[Dataset excerpt]
-.-.-
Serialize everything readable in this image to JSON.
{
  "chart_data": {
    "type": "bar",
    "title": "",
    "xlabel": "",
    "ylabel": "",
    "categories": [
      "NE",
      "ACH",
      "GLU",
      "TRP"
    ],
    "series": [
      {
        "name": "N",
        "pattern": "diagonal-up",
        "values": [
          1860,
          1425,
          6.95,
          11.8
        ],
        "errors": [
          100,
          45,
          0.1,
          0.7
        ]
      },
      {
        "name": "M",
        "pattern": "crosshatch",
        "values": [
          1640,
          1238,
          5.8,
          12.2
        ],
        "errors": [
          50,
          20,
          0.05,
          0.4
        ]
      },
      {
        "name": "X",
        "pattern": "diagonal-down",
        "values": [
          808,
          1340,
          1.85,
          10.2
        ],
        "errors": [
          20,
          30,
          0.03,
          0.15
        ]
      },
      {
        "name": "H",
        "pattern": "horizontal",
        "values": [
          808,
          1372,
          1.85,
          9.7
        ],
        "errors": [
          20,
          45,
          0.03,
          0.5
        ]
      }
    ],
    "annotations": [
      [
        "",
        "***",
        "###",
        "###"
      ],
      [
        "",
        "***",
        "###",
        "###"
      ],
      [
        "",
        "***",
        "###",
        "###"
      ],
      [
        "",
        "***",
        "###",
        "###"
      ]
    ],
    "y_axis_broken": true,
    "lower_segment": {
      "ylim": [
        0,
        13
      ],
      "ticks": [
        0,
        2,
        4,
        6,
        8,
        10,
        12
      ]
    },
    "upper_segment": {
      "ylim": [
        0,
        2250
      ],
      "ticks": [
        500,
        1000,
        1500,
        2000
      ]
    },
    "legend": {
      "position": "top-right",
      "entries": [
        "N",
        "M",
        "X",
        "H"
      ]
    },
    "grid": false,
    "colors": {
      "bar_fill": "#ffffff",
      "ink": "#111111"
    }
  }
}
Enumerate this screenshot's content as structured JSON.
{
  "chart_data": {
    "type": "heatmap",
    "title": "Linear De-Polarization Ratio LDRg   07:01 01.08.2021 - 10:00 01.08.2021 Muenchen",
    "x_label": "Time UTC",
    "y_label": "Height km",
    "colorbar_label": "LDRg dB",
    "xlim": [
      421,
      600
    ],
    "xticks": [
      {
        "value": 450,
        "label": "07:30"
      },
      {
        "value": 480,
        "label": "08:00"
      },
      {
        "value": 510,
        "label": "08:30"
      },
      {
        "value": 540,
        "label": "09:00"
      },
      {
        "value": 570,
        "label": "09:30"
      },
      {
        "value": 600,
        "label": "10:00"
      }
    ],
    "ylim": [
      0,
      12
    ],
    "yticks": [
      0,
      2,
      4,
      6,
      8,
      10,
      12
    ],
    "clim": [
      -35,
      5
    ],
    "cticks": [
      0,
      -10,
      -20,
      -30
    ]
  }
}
-.-.-
Each line that holds the word "this" is to be copied.

### OUTPUT OF THE TASK
Serialize everything readable in this image to JSON.
Enumerate this screenshot's content as structured JSON.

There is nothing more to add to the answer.